> Tugas Anda
Terjemahkan ke dalam bahasa Inggris kalimat berikut dari artikel tentang perfilman Indonesia: "Film The Raid: Redemption yang dirilis dua pekan lalu berhasil menarik perhatian satu juta penonton di Indonesia."

> Kutipan bacaan
-------------------------
Featured Video

Senin, 09 April 2012

SEJARAH BARU FILM INDONESIA TERCIPTA


Ditulis oleh Teguh  
ADA catatan membanggakan dalam dunia perfilman Indonesia, pekan ini. Film The Raid: Redemption yang dirilis dua pekan lalu berhasil menarik perhatian satu juta penonton di Indonesia. Pada saat sama, film ini masuk dalam deretan 20 film box office di Amerika Serikat. Sejarah baru telah tercipta.

Film yang menghadirkan bintang utama Iko Uwais ini, bisa diprediksi bakal mengalahkan film terbaik Indonesia sepanjang masa yang sebelumnya dipegang oleh film Tjoet Nja’ Dien (1986), yang pernah meraih catatan penonton terbanyak pada zamannya, dan juga meraih gelar sebagai Film Terbaik pada Festival Film Indonesia (FFI) 1988 dengan meraih delapan Piala Citra.
Meski Tjoet Nja’ Dien gagal masuk nominasi Academy Awards ke-62 pada 1990 untuk penghargaan Film Berbahasa Asing Terbaik, namun film ini menjadi film Indonesia pertama yang ditayang­kan di Festival Film Cannes (1989).
-------------------------
> Data yang diberikan
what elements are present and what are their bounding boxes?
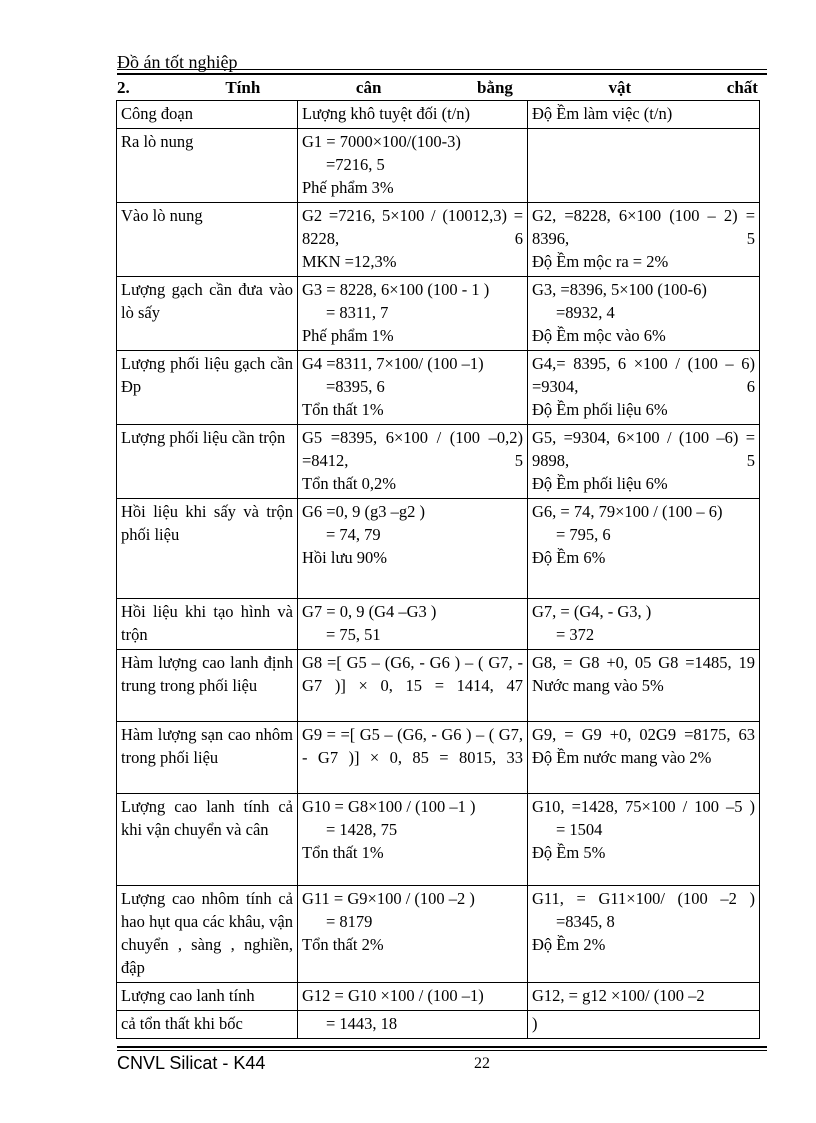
-------------------------
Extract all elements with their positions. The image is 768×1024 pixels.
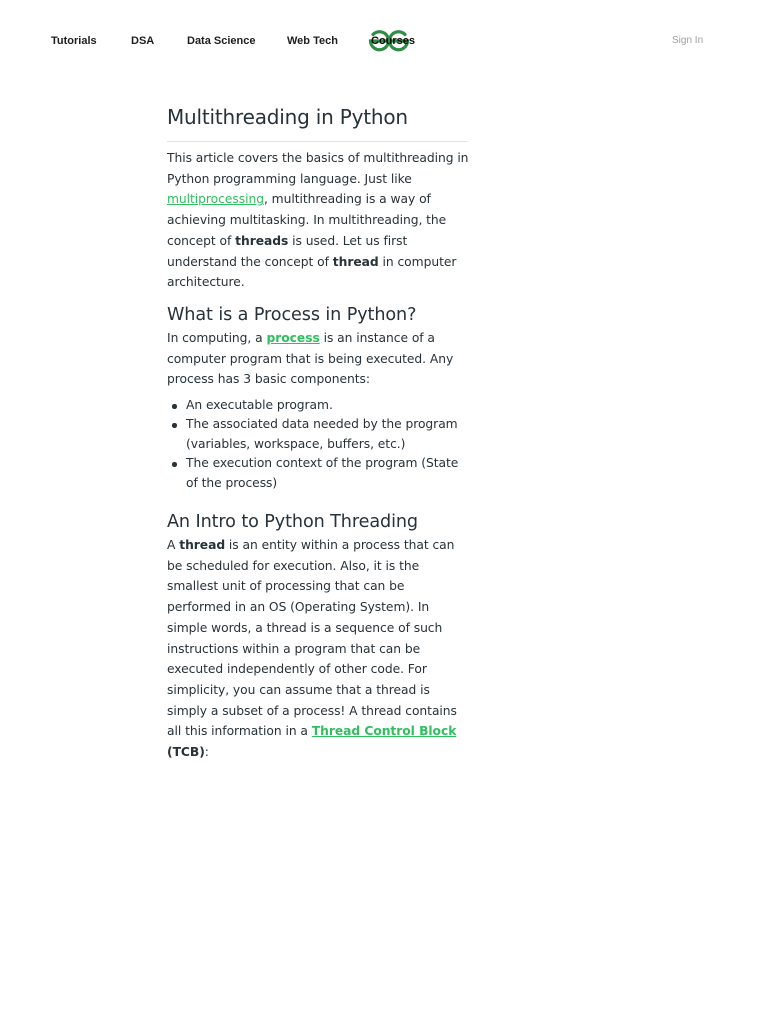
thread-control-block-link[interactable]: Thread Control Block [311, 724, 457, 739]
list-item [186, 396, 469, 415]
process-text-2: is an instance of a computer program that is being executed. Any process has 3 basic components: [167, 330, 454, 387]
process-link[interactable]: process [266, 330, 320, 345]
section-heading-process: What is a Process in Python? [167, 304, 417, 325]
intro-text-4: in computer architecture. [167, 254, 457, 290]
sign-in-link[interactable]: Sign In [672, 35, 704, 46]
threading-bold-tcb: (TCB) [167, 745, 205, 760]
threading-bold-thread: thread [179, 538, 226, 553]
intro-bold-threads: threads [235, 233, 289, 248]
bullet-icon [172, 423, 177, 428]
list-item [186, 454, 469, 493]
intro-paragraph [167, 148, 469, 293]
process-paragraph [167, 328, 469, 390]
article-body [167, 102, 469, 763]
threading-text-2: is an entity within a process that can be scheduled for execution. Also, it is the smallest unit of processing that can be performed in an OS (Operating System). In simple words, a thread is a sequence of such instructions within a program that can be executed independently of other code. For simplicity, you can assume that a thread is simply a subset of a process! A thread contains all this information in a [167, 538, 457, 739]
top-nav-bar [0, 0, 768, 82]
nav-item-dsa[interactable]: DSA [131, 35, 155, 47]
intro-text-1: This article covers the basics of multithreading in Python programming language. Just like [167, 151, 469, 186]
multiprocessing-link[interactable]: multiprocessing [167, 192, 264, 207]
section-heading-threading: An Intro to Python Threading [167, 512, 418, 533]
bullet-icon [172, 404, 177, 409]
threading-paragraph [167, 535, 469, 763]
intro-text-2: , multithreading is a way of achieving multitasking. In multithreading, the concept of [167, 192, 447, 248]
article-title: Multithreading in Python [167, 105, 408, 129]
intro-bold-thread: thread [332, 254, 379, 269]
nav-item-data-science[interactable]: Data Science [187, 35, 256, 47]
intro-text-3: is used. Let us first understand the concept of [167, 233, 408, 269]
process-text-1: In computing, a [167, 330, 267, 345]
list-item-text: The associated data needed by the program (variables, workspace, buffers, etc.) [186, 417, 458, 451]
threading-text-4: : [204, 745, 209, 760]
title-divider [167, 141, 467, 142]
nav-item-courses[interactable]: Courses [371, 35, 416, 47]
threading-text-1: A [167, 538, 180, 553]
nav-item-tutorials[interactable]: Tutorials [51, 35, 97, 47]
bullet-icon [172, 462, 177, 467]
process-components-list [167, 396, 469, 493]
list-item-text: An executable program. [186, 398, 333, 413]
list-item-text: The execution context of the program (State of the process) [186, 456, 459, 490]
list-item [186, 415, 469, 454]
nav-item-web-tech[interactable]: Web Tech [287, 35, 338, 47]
-------------------------
> Jawaban tugas
The film The Raid: Redemption, released two weeks ago, has succeeded in drawing the attention of one million viewers in Indonesia.